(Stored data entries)
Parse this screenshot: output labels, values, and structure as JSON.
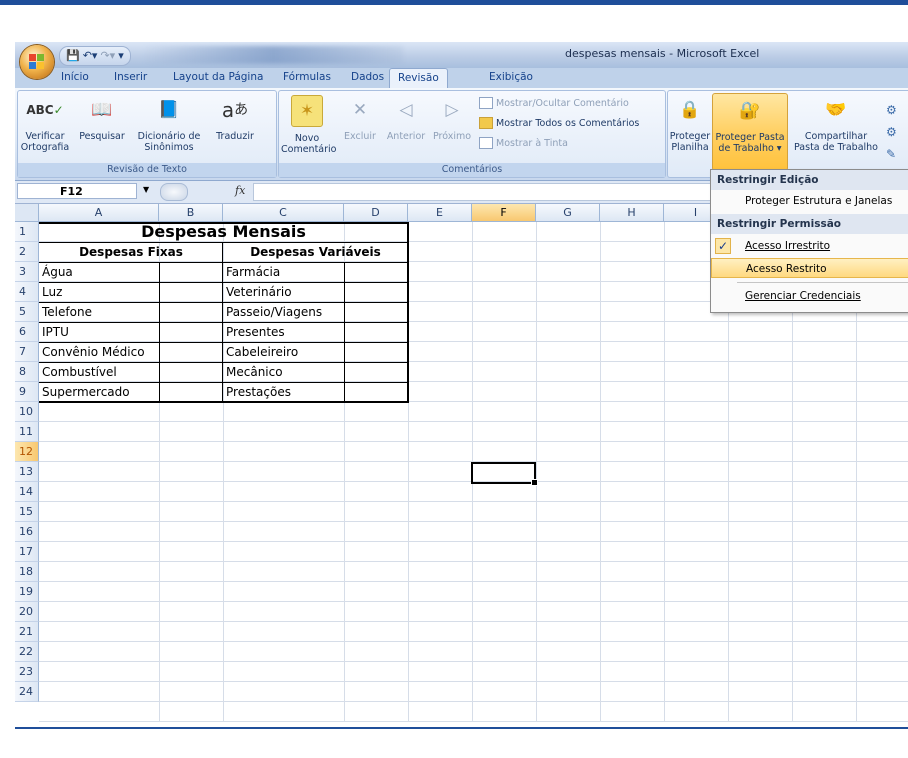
{
  "window": {
    "title": "despesas mensais - Microsoft Excel"
  },
  "tabs": [
    "Início",
    "Inserir",
    "Layout da Página",
    "Fórmulas",
    "Dados",
    "Revisão",
    "Exibição"
  ],
  "active_tab": "Revisão",
  "ribbon": {
    "revisao_texto": {
      "label": "Revisão de Texto",
      "verificar": "Verificar",
      "ortografia": "Ortografia",
      "pesquisar": "Pesquisar",
      "dicionario": "Dicionário de",
      "sinonimos": "Sinônimos",
      "traduzir": "Traduzir"
    },
    "comentarios": {
      "label": "Comentários",
      "novo": "Novo",
      "comentario": "Comentário",
      "excluir": "Excluir",
      "anterior": "Anterior",
      "proximo": "Próximo",
      "mostrar_ocultar": "Mostrar/Ocultar Comentário",
      "mostrar_todos": "Mostrar Todos os Comentários",
      "mostrar_tinta": "Mostrar à Tinta"
    },
    "alteracoes": {
      "proteger": "Proteger",
      "planilha": "Planilha",
      "proteger_pasta": "Proteger Pasta",
      "de_trabalho": "de Trabalho ▾",
      "compartilhar": "Compartilhar",
      "pasta_de_trabalho": "Pasta de Trabalho"
    }
  },
  "formula_bar": {
    "name_box": "F12",
    "fx": "fx",
    "value": ""
  },
  "columns": [
    "A",
    "B",
    "C",
    "D",
    "E",
    "F",
    "G",
    "H",
    "I"
  ],
  "selected_column": "F",
  "selected_row": "12",
  "rows": [
    "1",
    "2",
    "3",
    "4",
    "5",
    "6",
    "7",
    "8",
    "9",
    "10",
    "11",
    "12",
    "13",
    "14",
    "15",
    "16",
    "17",
    "18",
    "19",
    "20",
    "21",
    "22",
    "23",
    "24"
  ],
  "sheet": {
    "title": "Despesas Mensais",
    "fixed_header": "Despesas Fixas",
    "variable_header": "Despesas Variáveis",
    "fixed_items": [
      "Água",
      "Luz",
      "Telefone",
      "IPTU",
      "Convênio Médico",
      "Combustível",
      "Supermercado"
    ],
    "variable_items": [
      "Farmácia",
      "Veterinário",
      "Passeio/Viagens",
      "Presentes",
      "Cabeleireiro",
      "Mecânico",
      "Prestações"
    ]
  },
  "menu": {
    "section1": "Restringir Edição",
    "item1": "Proteger Estrutura e Janelas",
    "section2": "Restringir Permissão",
    "item2": "Acesso Irrestrito",
    "item3": "Acesso Restrito",
    "item4": "Gerenciar Credenciais"
  },
  "colors": {
    "accent": "#1f4e9a",
    "highlight": "#ffd980",
    "ribbon": "#dce7f5"
  }
}
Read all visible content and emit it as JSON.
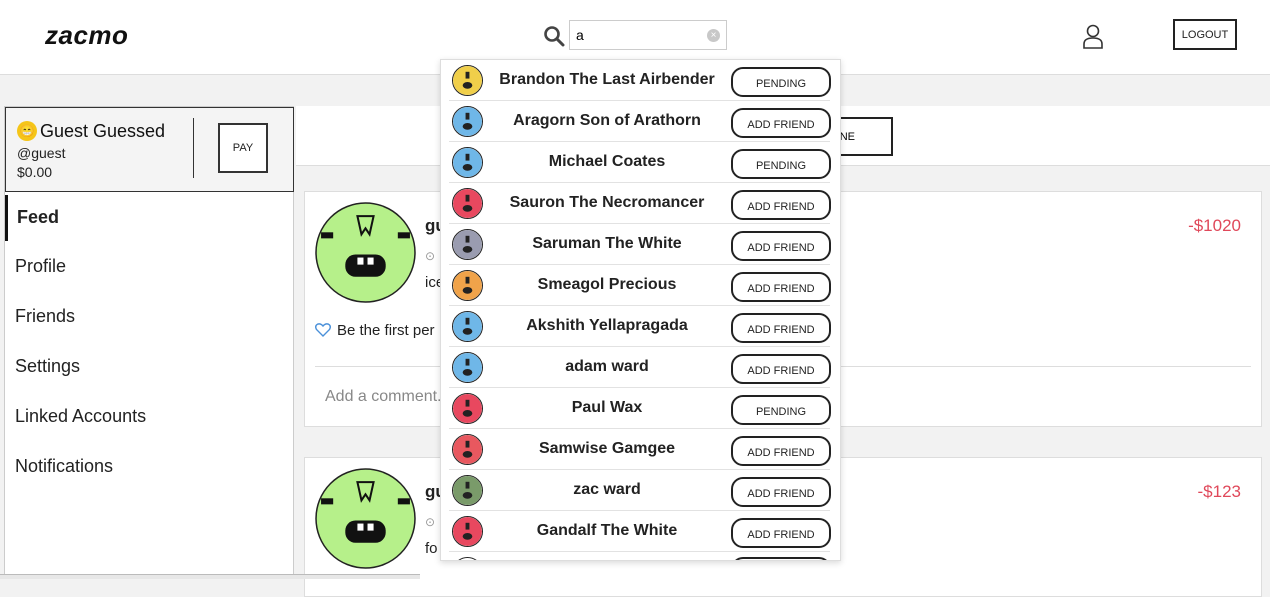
{
  "header": {
    "logo": "zacmo",
    "search_value": "a",
    "logout_label": "LOGOUT"
  },
  "sidebar": {
    "profile": {
      "name": "Guest Guessed",
      "handle": "@guest",
      "balance": "$0.00",
      "pay_label": "PAY"
    },
    "items": [
      {
        "label": "Feed",
        "active": true
      },
      {
        "label": "Profile"
      },
      {
        "label": "Friends"
      },
      {
        "label": "Settings"
      },
      {
        "label": "Linked Accounts"
      },
      {
        "label": "Notifications"
      }
    ]
  },
  "main": {
    "done_label": "NE",
    "feed": [
      {
        "name": "gu",
        "desc": "ice",
        "amount": "-$1020",
        "like_text": "Be the first per",
        "comment_placeholder": "Add a comment..."
      },
      {
        "name": "gu",
        "desc": "fo",
        "amount": "-$123"
      }
    ]
  },
  "search_results": [
    {
      "name": "Brandon The Last Airbender",
      "action": "PENDING",
      "avatar_color": "#f0cf4a"
    },
    {
      "name": "Aragorn Son of Arathorn",
      "action": "ADD FRIEND",
      "avatar_color": "#6fb7e8"
    },
    {
      "name": "Michael Coates",
      "action": "PENDING",
      "avatar_color": "#6fb7e8"
    },
    {
      "name": "Sauron The Necromancer",
      "action": "ADD FRIEND",
      "avatar_color": "#e8485f"
    },
    {
      "name": "Saruman The White",
      "action": "ADD FRIEND",
      "avatar_color": "#9a9cb0"
    },
    {
      "name": "Smeagol Precious",
      "action": "ADD FRIEND",
      "avatar_color": "#f0a34a"
    },
    {
      "name": "Akshith Yellapragada",
      "action": "ADD FRIEND",
      "avatar_color": "#6fb7e8"
    },
    {
      "name": "adam ward",
      "action": "ADD FRIEND",
      "avatar_color": "#6fb7e8"
    },
    {
      "name": "Paul Wax",
      "action": "PENDING",
      "avatar_color": "#e8485f"
    },
    {
      "name": "Samwise Gamgee",
      "action": "ADD FRIEND",
      "avatar_color": "#e8585f"
    },
    {
      "name": "zac ward",
      "action": "ADD FRIEND",
      "avatar_color": "#7a9b6a"
    },
    {
      "name": "Gandalf The White",
      "action": "ADD FRIEND",
      "avatar_color": "#e8485f"
    }
  ],
  "colors": {
    "amount_negative": "#e0485a",
    "avatar_green": "#b6f08a"
  }
}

TASK INSTRUCTIONS: Will you set down the records word for word while leaving out every picture?

THE SOLUTION:
Parse this screenshot: output labels, values, and structure as JSON.
{
  "window": {
    "title": "despesas mensais - Microsoft Excel"
  },
  "tabs": [
    "Início",
    "Inserir",
    "Layout da Página",
    "Fórmulas",
    "Dados",
    "Revisão",
    "Exibição"
  ],
  "active_tab": "Revisão",
  "ribbon": {
    "revisao_texto": {
      "label": "Revisão de Texto",
      "verificar": "Verificar",
      "ortografia": "Ortografia",
      "pesquisar": "Pesquisar",
      "dicionario": "Dicionário de",
      "sinonimos": "Sinônimos",
      "traduzir": "Traduzir"
    },
    "comentarios": {
      "label": "Comentários",
      "novo": "Novo",
      "comentario": "Comentário",
      "excluir": "Excluir",
      "anterior": "Anterior",
      "proximo": "Próximo",
      "mostrar_ocultar": "Mostrar/Ocultar Comentário",
      "mostrar_todos": "Mostrar Todos os Comentários",
      "mostrar_tinta": "Mostrar à Tinta"
    },
    "alteracoes": {
      "proteger": "Proteger",
      "planilha": "Planilha",
      "proteger_pasta": "Proteger Pasta",
      "de_trabalho": "de Trabalho ▾",
      "compartilhar": "Compartilhar",
      "pasta_de_trabalho": "Pasta de Trabalho"
    }
  },
  "formula_bar": {
    "name_box": "F12",
    "fx": "fx",
    "value": ""
  },
  "columns": [
    "A",
    "B",
    "C",
    "D",
    "E",
    "F",
    "G",
    "H",
    "I"
  ],
  "selected_column": "F",
  "selected_row": "12",
  "rows": [
    "1",
    "2",
    "3",
    "4",
    "5",
    "6",
    "7",
    "8",
    "9",
    "10",
    "11",
    "12",
    "13",
    "14",
    "15",
    "16",
    "17",
    "18",
    "19",
    "20",
    "21",
    "22",
    "23",
    "24"
  ],
  "sheet": {
    "title": "Despesas Mensais",
    "fixed_header": "Despesas Fixas",
    "variable_header": "Despesas Variáveis",
    "fixed_items": [
      "Água",
      "Luz",
      "Telefone",
      "IPTU",
      "Convênio Médico",
      "Combustível",
      "Supermercado"
    ],
    "variable_items": [
      "Farmácia",
      "Veterinário",
      "Passeio/Viagens",
      "Presentes",
      "Cabeleireiro",
      "Mecânico",
      "Prestações"
    ]
  },
  "menu": {
    "section1": "Restringir Edição",
    "item1": "Proteger Estrutura e Janelas",
    "section2": "Restringir Permissão",
    "item2": "Acesso Irrestrito",
    "item3": "Acesso Restrito",
    "item4": "Gerenciar Credenciais"
  },
  "colors": {
    "accent": "#1f4e9a",
    "highlight": "#ffd980",
    "ribbon": "#dce7f5"
  }
}
Read all visible content and emit it as JSON.
{
  "header": {
    "logo": "zacmo",
    "search_value": "a",
    "logout_label": "LOGOUT"
  },
  "sidebar": {
    "profile": {
      "name": "Guest Guessed",
      "handle": "@guest",
      "balance": "$0.00",
      "pay_label": "PAY"
    },
    "items": [
      {
        "label": "Feed",
        "active": true
      },
      {
        "label": "Profile"
      },
      {
        "label": "Friends"
      },
      {
        "label": "Settings"
      },
      {
        "label": "Linked Accounts"
      },
      {
        "label": "Notifications"
      }
    ]
  },
  "main": {
    "done_label": "NE",
    "feed": [
      {
        "name": "gu",
        "desc": "ice",
        "amount": "-$1020",
        "like_text": "Be the first per",
        "comment_placeholder": "Add a comment..."
      },
      {
        "name": "gu",
        "desc": "fo",
        "amount": "-$123"
      }
    ]
  },
  "search_results": [
    {
      "name": "Brandon The Last Airbender",
      "action": "PENDING",
      "avatar_color": "#f0cf4a"
    },
    {
      "name": "Aragorn Son of Arathorn",
      "action": "ADD FRIEND",
      "avatar_color": "#6fb7e8"
    },
    {
      "name": "Michael Coates",
      "action": "PENDING",
      "avatar_color": "#6fb7e8"
    },
    {
      "name": "Sauron The Necromancer",
      "action": "ADD FRIEND",
      "avatar_color": "#e8485f"
    },
    {
      "name": "Saruman The White",
      "action": "ADD FRIEND",
      "avatar_color": "#9a9cb0"
    },
    {
      "name": "Smeagol Precious",
      "action": "ADD FRIEND",
      "avatar_color": "#f0a34a"
    },
    {
      "name": "Akshith Yellapragada",
      "action": "ADD FRIEND",
      "avatar_color": "#6fb7e8"
    },
    {
      "name": "adam ward",
      "action": "ADD FRIEND",
      "avatar_color": "#6fb7e8"
    },
    {
      "name": "Paul Wax",
      "action": "PENDING",
      "avatar_color": "#e8485f"
    },
    {
      "name": "Samwise Gamgee",
      "action": "ADD FRIEND",
      "avatar_color": "#e8585f"
    },
    {
      "name": "zac ward",
      "action": "ADD FRIEND",
      "avatar_color": "#7a9b6a"
    },
    {
      "name": "Gandalf The White",
      "action": "ADD FRIEND",
      "avatar_color": "#e8485f"
    }
  ],
  "colors": {
    "amount_negative": "#e0485a",
    "avatar_green": "#b6f08a"
  }
}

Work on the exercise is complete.